▸ **RAW DATA**
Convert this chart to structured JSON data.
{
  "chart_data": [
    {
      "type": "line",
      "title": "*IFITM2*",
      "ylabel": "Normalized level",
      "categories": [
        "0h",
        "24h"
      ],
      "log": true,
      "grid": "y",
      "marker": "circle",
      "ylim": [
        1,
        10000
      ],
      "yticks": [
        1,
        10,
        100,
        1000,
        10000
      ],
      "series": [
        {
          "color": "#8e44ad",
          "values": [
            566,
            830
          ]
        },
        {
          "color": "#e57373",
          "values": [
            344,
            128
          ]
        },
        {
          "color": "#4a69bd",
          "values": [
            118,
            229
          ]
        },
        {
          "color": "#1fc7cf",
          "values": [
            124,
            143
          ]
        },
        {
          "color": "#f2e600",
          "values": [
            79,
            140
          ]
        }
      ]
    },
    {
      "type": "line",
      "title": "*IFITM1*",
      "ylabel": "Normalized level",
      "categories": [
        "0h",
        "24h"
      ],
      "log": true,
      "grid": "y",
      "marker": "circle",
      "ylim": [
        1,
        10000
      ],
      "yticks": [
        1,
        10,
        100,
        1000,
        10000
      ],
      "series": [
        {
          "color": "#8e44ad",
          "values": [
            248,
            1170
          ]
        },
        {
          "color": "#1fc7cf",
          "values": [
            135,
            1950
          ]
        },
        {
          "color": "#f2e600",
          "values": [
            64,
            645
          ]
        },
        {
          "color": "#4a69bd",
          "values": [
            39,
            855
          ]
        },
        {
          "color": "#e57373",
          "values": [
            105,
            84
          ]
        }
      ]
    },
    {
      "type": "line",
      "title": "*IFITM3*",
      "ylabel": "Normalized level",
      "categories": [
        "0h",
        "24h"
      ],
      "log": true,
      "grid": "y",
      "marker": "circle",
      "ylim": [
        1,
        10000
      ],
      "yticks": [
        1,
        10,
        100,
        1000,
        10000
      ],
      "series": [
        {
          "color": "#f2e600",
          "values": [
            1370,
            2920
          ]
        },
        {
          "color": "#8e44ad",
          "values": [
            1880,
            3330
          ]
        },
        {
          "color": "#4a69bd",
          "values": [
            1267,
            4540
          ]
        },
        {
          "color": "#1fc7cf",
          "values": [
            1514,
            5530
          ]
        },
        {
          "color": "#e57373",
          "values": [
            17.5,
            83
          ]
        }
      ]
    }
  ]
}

▸ **BRIEF**
Print out the whole listing exactly as it appears.

▸ **SOLVED EXERCISE**
Convert this chart to structured JSON data.
{
  "chart_data": [
    {
      "type": "line",
      "title": "*IFITM2*",
      "ylabel": "Normalized level",
      "categories": [
        "0h",
        "24h"
      ],
      "log": true,
      "grid": "y",
      "marker": "circle",
      "ylim": [
        1,
        10000
      ],
      "yticks": [
        1,
        10,
        100,
        1000,
        10000
      ],
      "series": [
        {
          "color": "#8e44ad",
          "values": [
            566,
            830
          ]
        },
        {
          "color": "#e57373",
          "values": [
            344,
            128
          ]
        },
        {
          "color": "#4a69bd",
          "values": [
            118,
            229
          ]
        },
        {
          "color": "#1fc7cf",
          "values": [
            124,
            143
          ]
        },
        {
          "color": "#f2e600",
          "values": [
            79,
            140
          ]
        }
      ]
    },
    {
      "type": "line",
      "title": "*IFITM1*",
      "ylabel": "Normalized level",
      "categories": [
        "0h",
        "24h"
      ],
      "log": true,
      "grid": "y",
      "marker": "circle",
      "ylim": [
        1,
        10000
      ],
      "yticks": [
        1,
        10,
        100,
        1000,
        10000
      ],
      "series": [
        {
          "color": "#8e44ad",
          "values": [
            248,
            1170
          ]
        },
        {
          "color": "#1fc7cf",
          "values": [
            135,
            1950
          ]
        },
        {
          "color": "#f2e600",
          "values": [
            64,
            645
          ]
        },
        {
          "color": "#4a69bd",
          "values": [
            39,
            855
          ]
        },
        {
          "color": "#e57373",
          "values": [
            105,
            84
          ]
        }
      ]
    },
    {
      "type": "line",
      "title": "*IFITM3*",
      "ylabel": "Normalized level",
      "categories": [
        "0h",
        "24h"
      ],
      "log": true,
      "grid": "y",
      "marker": "circle",
      "ylim": [
        1,
        10000
      ],
      "yticks": [
        1,
        10,
        100,
        1000,
        10000
      ],
      "series": [
        {
          "color": "#f2e600",
          "values": [
            1370,
            2920
          ]
        },
        {
          "color": "#8e44ad",
          "values": [
            1880,
            3330
          ]
        },
        {
          "color": "#4a69bd",
          "values": [
            1267,
            4540
          ]
        },
        {
          "color": "#1fc7cf",
          "values": [
            1514,
            5530
          ]
        },
        {
          "color": "#e57373",
          "values": [
            17.5,
            83
          ]
        }
      ]
    }
  ]
}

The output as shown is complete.